DESCRIPTION OF THE TASK: In the data, extract each line that holds the string "icon".

[Stored data]
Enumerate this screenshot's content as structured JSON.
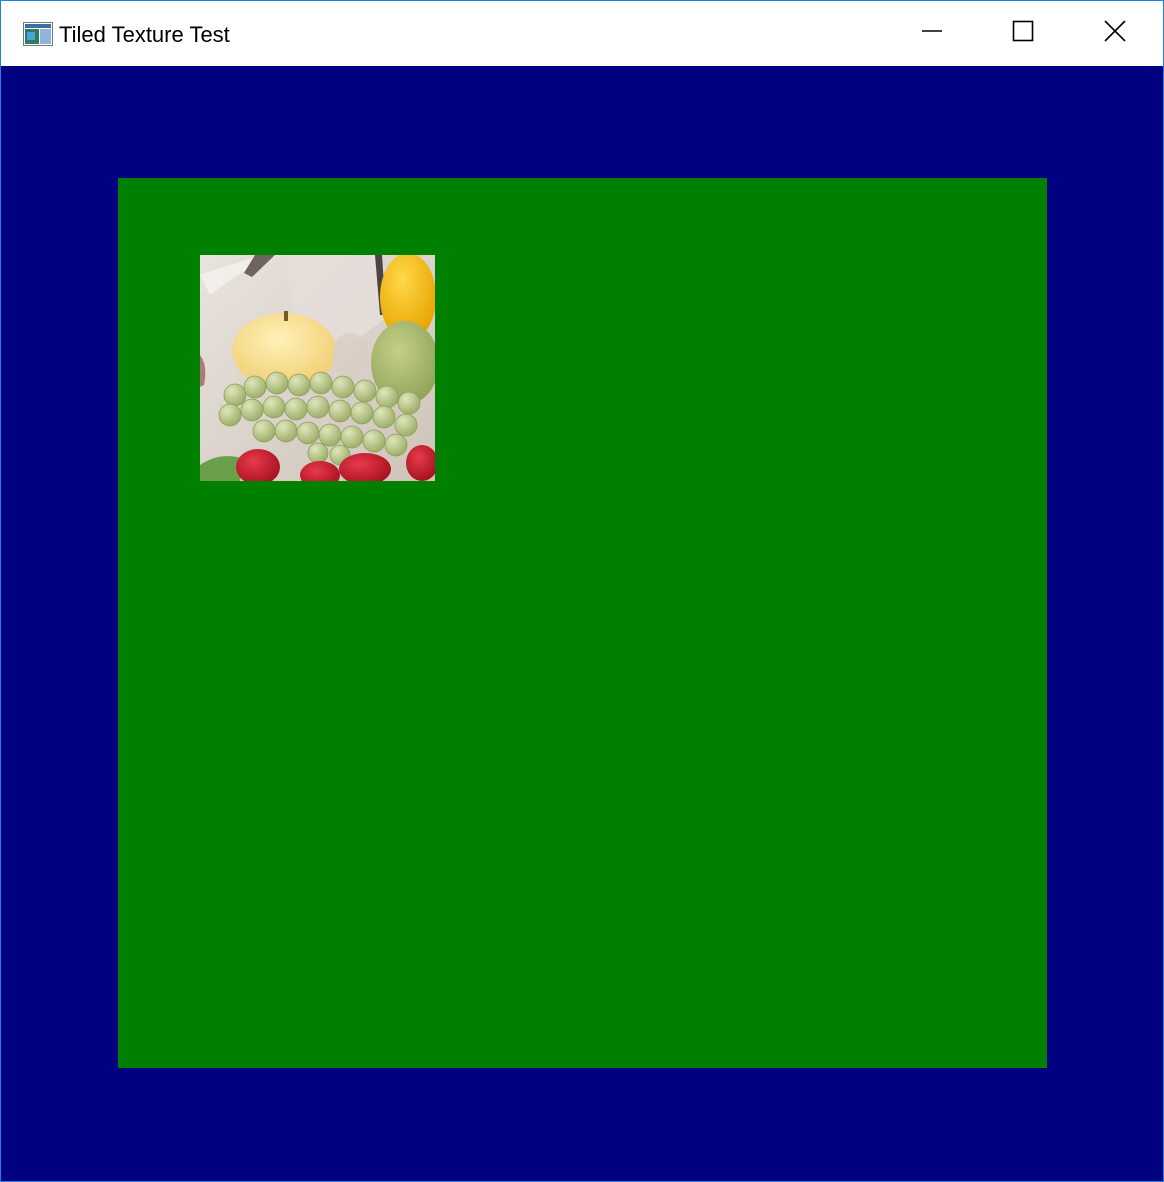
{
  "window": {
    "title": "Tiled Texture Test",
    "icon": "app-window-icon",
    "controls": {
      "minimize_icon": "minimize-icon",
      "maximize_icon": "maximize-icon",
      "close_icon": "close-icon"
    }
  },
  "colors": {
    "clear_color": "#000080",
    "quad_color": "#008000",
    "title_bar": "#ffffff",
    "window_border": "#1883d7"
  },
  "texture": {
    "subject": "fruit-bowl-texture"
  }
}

EXERCISE SOLUTION:
    "icon": "app-window-icon",
      "minimize_icon": "minimize-icon",
      "maximize_icon": "maximize-icon",
      "close_icon": "close-icon"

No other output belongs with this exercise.